━━━━━ RECORDS FOR PROCESSING ━━━━━
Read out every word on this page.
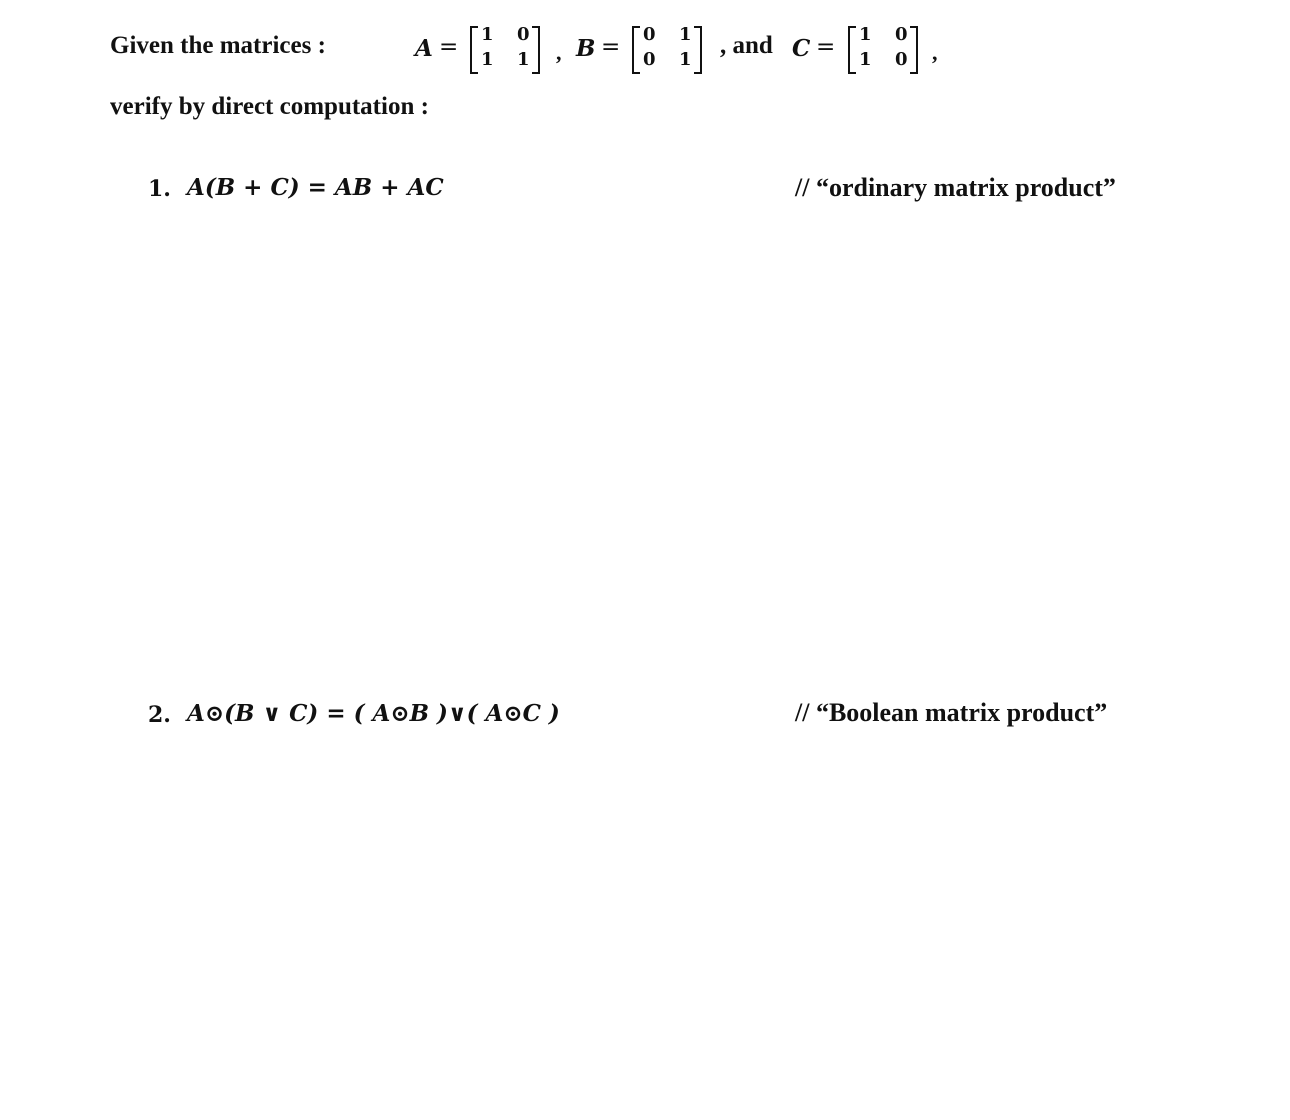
Given the matrices :	A = 1 0
1 1 , B = 0 1
0 1
, and C = 1 0
1 0 ,
verify by direct computation :
1. A(B + C) = AB + AC	// “ordinary matrix product”
2. A⊙(B ∨ C) = ( A⊙B )∨( A⊙C )	// “Boolean matrix product”
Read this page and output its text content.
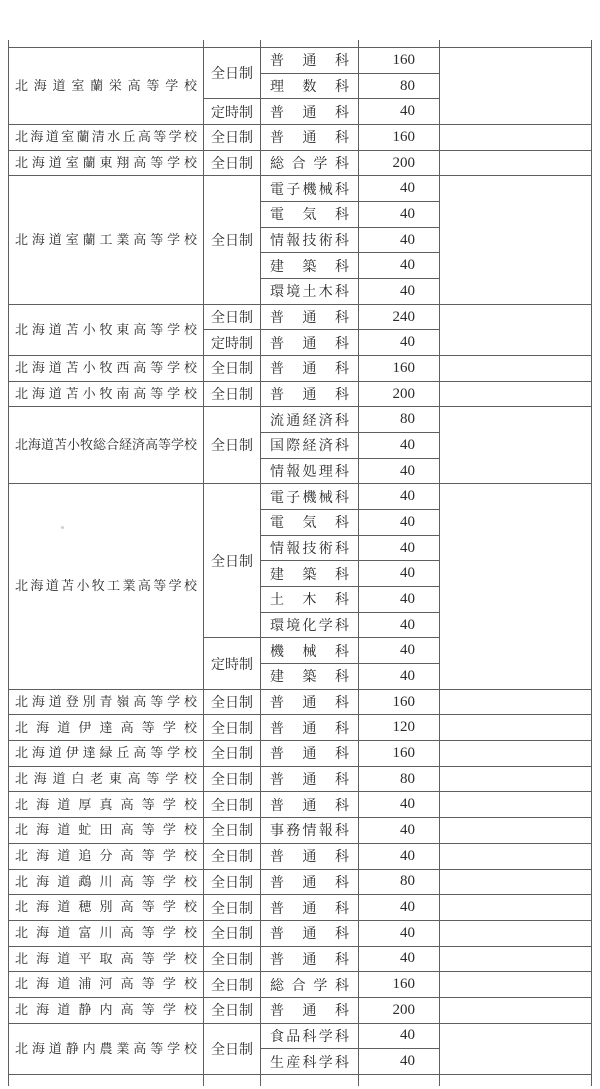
北海道室蘭栄高等学校	全日制	普通科	160	
		理数科	80	
	定時制	普通科	40	
北海道室蘭清水丘高等学校	全日制	普通科	160	
北海道室蘭東翔高等学校	全日制	総合学科	200	
北海道室蘭工業高等学校	全日制	電子機械科	40	
		電気科	40	
		情報技術科	40	
		建築科	40	
		環境土木科	40	
北海道苫小牧東高等学校	全日制	普通科	240	
	定時制	普通科	40	
北海道苫小牧西高等学校	全日制	普通科	160	
北海道苫小牧南高等学校	全日制	普通科	200	
北海道苫小牧総合経済高等学校	全日制	流通経済科	80	
		国際経済科	40	
		情報処理科	40	
北海道苫小牧工業高等学校	全日制	電子機械科	40	
		電気科	40	
		情報技術科	40	
		建築科	40	
		土木科	40	
		環境化学科	40	
	定時制	機械科	40	
		建築科	40	
北海道登別青嶺高等学校	全日制	普通科	160	
北海道伊達高等学校	全日制	普通科	120	
北海道伊達緑丘高等学校	全日制	普通科	160	
北海道白老東高等学校	全日制	普通科	80	
北海道厚真高等学校	全日制	普通科	40	
北海道虻田高等学校	全日制	事務情報科	40	
北海道追分高等学校	全日制	普通科	40	
北海道鵡川高等学校	全日制	普通科	80	
北海道穂別高等学校	全日制	普通科	40	
北海道富川高等学校	全日制	普通科	40	
北海道平取高等学校	全日制	普通科	40	
北海道浦河高等学校	全日制	総合学科	160	
北海道静内高等学校	全日制	普通科	200	
北海道静内農業高等学校	全日制	食品科学科	40	
		生産科学科	40	
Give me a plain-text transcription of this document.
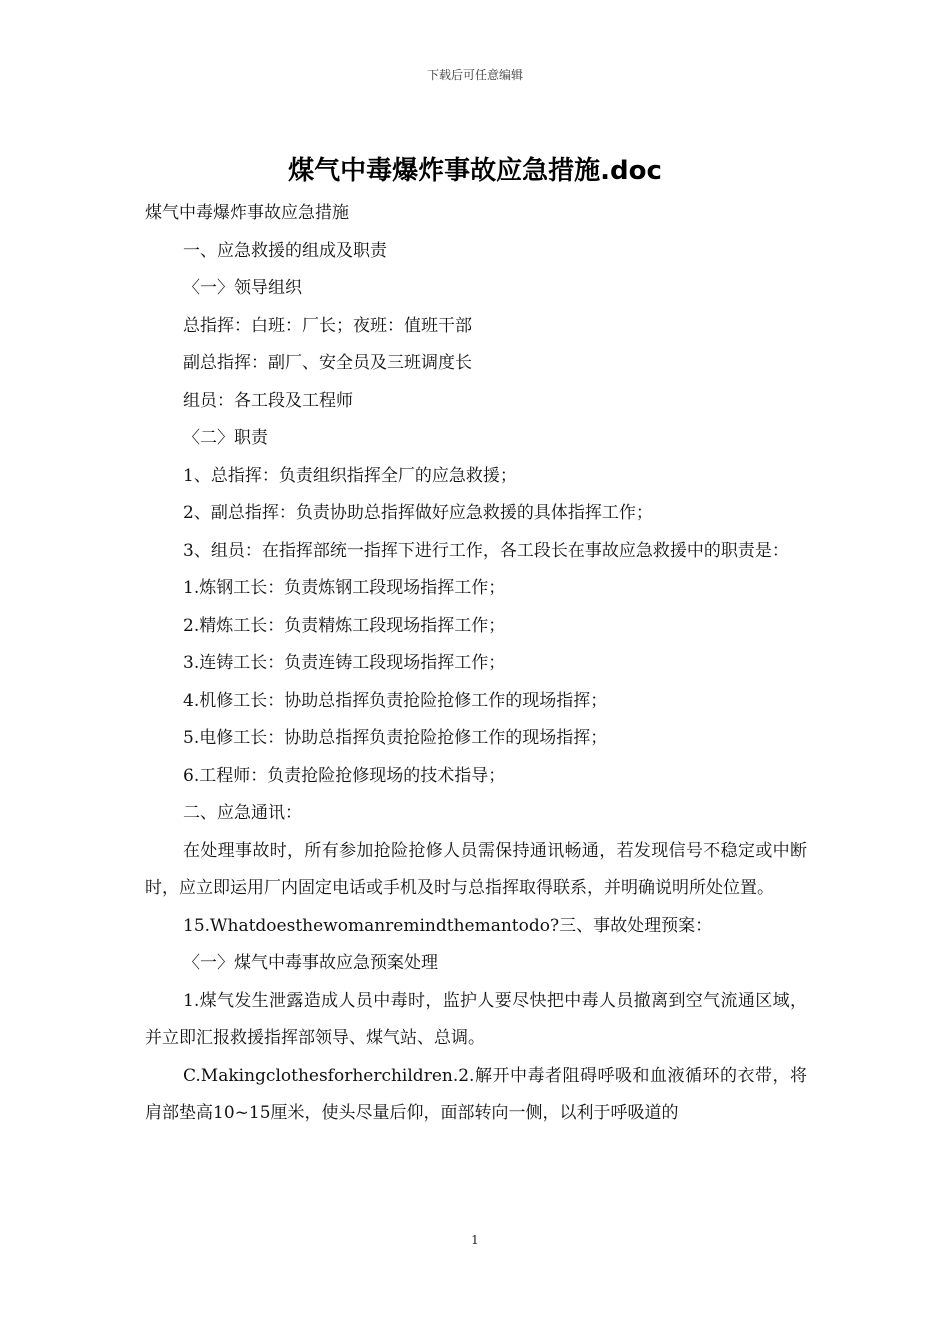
下载后可任意编辑
煤气中毒爆炸事故应急措施.doc

煤气中毒爆炸事故应急措施

一、应急救援的组成及职责

〈一〉领导组织

总指挥：白班：厂长；夜班：值班干部

副总指挥：副厂、安全员及三班调度长

组员：各工段及工程师

〈二〉职责

1、总指挥：负责组织指挥全厂的应急救援；

2、副总指挥：负责协助总指挥做好应急救援的具体指挥工作；

3、组员：在指挥部统一指挥下进行工作，各工段长在事故应急救援中的职责是：

1.炼钢工长：负责炼钢工段现场指挥工作；

2.精炼工长：负责精炼工段现场指挥工作；

3.连铸工长：负责连铸工段现场指挥工作；

4.机修工长：协助总指挥负责抢险抢修工作的现场指挥；

5.电修工长：协助总指挥负责抢险抢修工作的现场指挥；

6.工程师：负责抢险抢修现场的技术指导；

二、应急通讯：

在处理事故时，所有参加抢险抢修人员需保持通讯畅通，若发现信号不稳定或中断时，应立即运用厂内固定电话或手机及时与总指挥取得联系，并明确说明所处位置。

15.Whatdoesthewomanremindthemantodo?三、事故处理预案：

〈一〉煤气中毒事故应急预案处理

1.煤气发生泄露造成人员中毒时，监护人要尽快把中毒人员撤离到空气流通区域，并立即汇报救援指挥部领导、煤气站、总调。

C.Makingclothesforherchildren.2.解开中毒者阻碍呼吸和血液循环的衣带，将肩部垫高10~15厘米，使头尽量后仰，面部转向一侧，以利于呼吸道的

1
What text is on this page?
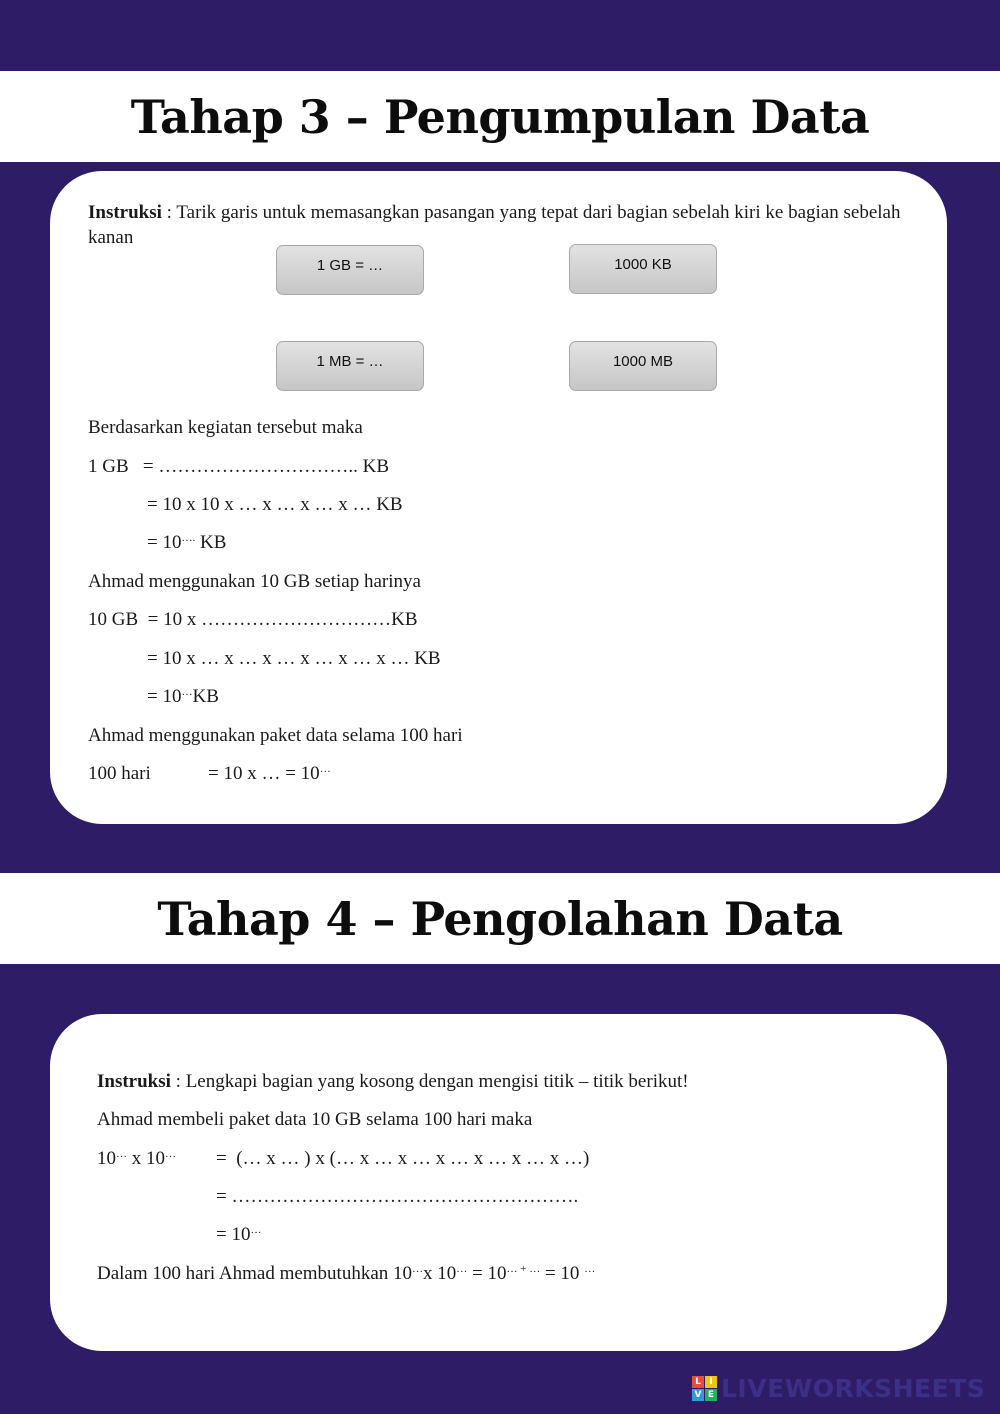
Tahap 3 – Pengumpulan Data
Instruksi : Tarik garis untuk memasangkan pasangan yang tepat dari bagian sebelah kiri ke bagian sebelah kanan
1 GB = …	1000 KB
1 MB = …	1000 MB
Berdasarkan kegiatan tersebut maka
1 GB   = ………………………….. KB
= 10 x 10 x … x … x … x … KB
= 10…. KB
Ahmad menggunakan 10 GB setiap harinya
10 GB  = 10 x …………………………KB
= 10 x … x … x … x … x … x … KB
= 10…KB
Ahmad menggunakan paket data selama 100 hari
100 hari	= 10 x … = 10…
Tahap 4 – Pengolahan Data
Instruksi : Lengkapi bagian yang kosong dengan mengisi titik – titik berikut!
Ahmad membeli paket data 10 GB selama 100 hari maka
10… x 10… =  (… x … ) x (… x … x … x … x … x … x …)
= ……………………………………………….
= 10…
Dalam 100 hari Ahmad membutuhkan 10…x 10… = 10… + … = 10 …
L I
V E LIVEWORKSHEETS
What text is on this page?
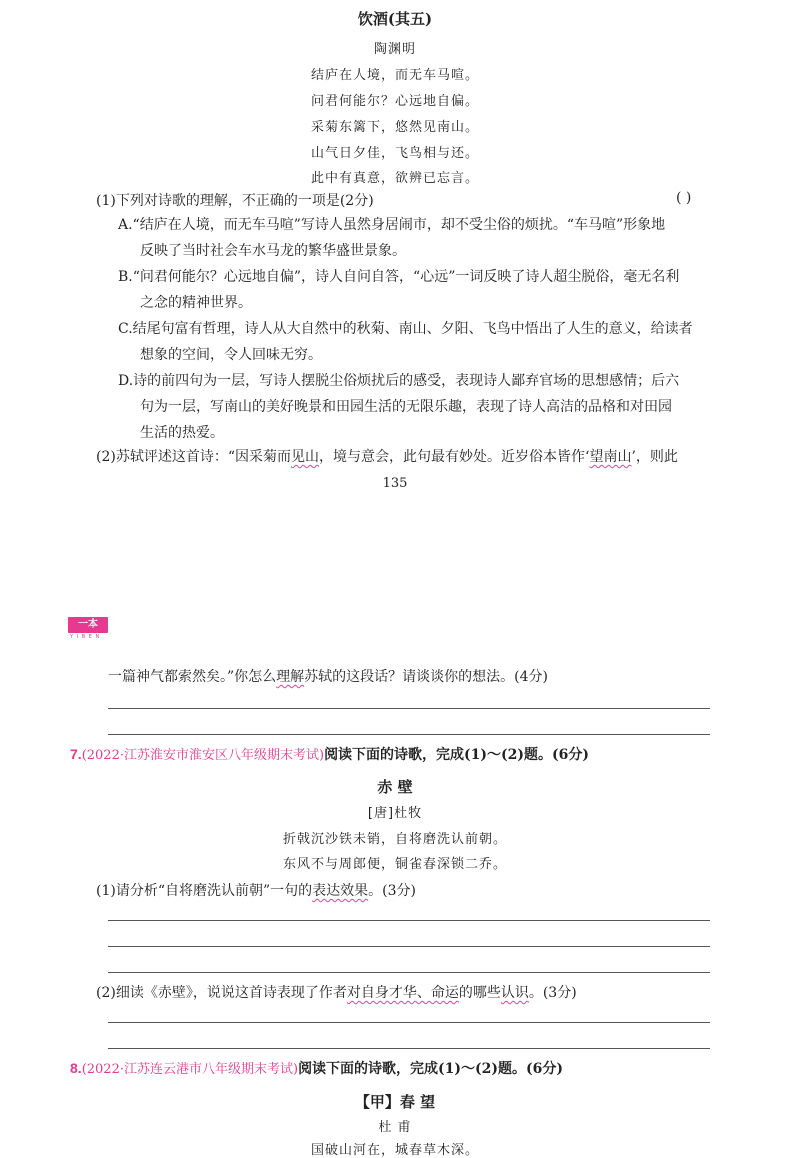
饮酒(其五)
陶渊明
结庐在人境，而无车马喧。
问君何能尔？心远地自偏。
采菊东篱下，悠然见南山。
山气日夕佳，飞鸟相与还。
此中有真意，欲辨已忘言。
(1)下列对诗歌的理解，不正确的一项是(2分)	( )
A.“结庐在人境，而无车马喧”写诗人虽然身居闹市，却不受尘俗的烦扰。“车马喧”形象地
反映了当时社会车水马龙的繁华盛世景象。
B.“问君何能尔？心远地自偏”，诗人自问自答，“心远”一词反映了诗人超尘脱俗，毫无名利
之念的精神世界。
C.结尾句富有哲理，诗人从大自然中的秋菊、南山、夕阳、飞鸟中悟出了人生的意义，给读者
想象的空间，令人回味无穷。
D.诗的前四句为一层，写诗人摆脱尘俗烦扰后的感受，表现诗人鄙弃官场的思想感情；后六
句为一层，写南山的美好晚景和田园生活的无限乐趣，表现了诗人高洁的品格和对田园
生活的热爱。
(2)苏轼评述这首诗：“因采菊而见山，境与意会，此句最有妙处。近岁俗本皆作‘望南山’，则此
135
一本
Y I B E N
一篇神气都索然矣。”你怎么理解苏轼的这段话？请谈谈你的想法。(4分)
7.(2022·江苏淮安市淮安区八年级期末考试)阅读下面的诗歌，完成(1)～(2)题。(6分)
赤 壁
[唐]杜牧
折戟沉沙铁未销，自将磨洗认前朝。
东风不与周郎便，铜雀春深锁二乔。
(1)请分析“自将磨洗认前朝”一句的表达效果。(3分)
(2)细读《赤壁》，说说这首诗表现了作者对自身才华、命运的哪些认识。(3分)
8.(2022·江苏连云港市八年级期末考试)阅读下面的诗歌，完成(1)～(2)题。(6分)
【甲】春 望
杜 甫
国破山河在，城春草木深。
━━━━━
— EXERCISE OBJECTIVE —
Nothing but a number is needed here: how many lines hold the string "paket"?

— TASK OUTPUT —
2